▸ **Goal of the exercise**: Identify every line in the records below that contains the word "Organizer", and copy each of those lines.

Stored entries
____________________
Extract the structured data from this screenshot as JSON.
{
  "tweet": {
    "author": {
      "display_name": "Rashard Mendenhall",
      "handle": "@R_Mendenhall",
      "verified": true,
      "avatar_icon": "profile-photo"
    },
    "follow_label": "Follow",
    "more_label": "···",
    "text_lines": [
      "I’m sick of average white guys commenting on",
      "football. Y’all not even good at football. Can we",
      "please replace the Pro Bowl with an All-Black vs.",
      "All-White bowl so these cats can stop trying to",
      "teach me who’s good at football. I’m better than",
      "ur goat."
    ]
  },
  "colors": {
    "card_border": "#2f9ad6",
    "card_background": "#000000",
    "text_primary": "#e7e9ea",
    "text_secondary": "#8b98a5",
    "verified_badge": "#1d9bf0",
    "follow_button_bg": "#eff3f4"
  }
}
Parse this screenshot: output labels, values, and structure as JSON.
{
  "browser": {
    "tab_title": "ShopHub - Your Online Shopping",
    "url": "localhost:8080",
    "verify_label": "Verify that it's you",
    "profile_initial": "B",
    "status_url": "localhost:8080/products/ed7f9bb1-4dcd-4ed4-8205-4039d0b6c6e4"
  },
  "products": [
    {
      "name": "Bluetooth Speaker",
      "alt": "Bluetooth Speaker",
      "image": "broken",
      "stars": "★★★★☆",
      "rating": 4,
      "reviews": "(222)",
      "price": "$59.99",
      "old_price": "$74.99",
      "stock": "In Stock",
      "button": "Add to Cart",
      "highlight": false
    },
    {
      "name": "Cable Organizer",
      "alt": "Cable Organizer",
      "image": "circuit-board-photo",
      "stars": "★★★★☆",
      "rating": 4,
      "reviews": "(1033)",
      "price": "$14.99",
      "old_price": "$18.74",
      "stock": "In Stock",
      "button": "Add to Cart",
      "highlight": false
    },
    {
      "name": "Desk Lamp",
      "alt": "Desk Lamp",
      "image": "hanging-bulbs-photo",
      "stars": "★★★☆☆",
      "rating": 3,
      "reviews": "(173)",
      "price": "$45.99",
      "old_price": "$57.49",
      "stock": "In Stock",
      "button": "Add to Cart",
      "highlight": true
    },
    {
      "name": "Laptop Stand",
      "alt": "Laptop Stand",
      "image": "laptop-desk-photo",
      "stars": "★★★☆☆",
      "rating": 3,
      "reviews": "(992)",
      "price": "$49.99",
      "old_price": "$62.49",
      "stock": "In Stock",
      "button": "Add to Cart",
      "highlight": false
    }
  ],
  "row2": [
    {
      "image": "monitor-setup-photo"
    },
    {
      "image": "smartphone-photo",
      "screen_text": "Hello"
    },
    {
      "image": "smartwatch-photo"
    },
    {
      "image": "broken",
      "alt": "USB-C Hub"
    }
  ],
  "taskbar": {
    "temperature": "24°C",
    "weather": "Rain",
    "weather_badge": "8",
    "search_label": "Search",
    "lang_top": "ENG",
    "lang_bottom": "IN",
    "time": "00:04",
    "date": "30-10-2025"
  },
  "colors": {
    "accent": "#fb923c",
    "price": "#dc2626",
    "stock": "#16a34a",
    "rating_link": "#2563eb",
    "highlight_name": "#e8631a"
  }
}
____________________
▸ **Completed task**:
      "name": "Cable Organizer",
      "alt": "Cable Organizer",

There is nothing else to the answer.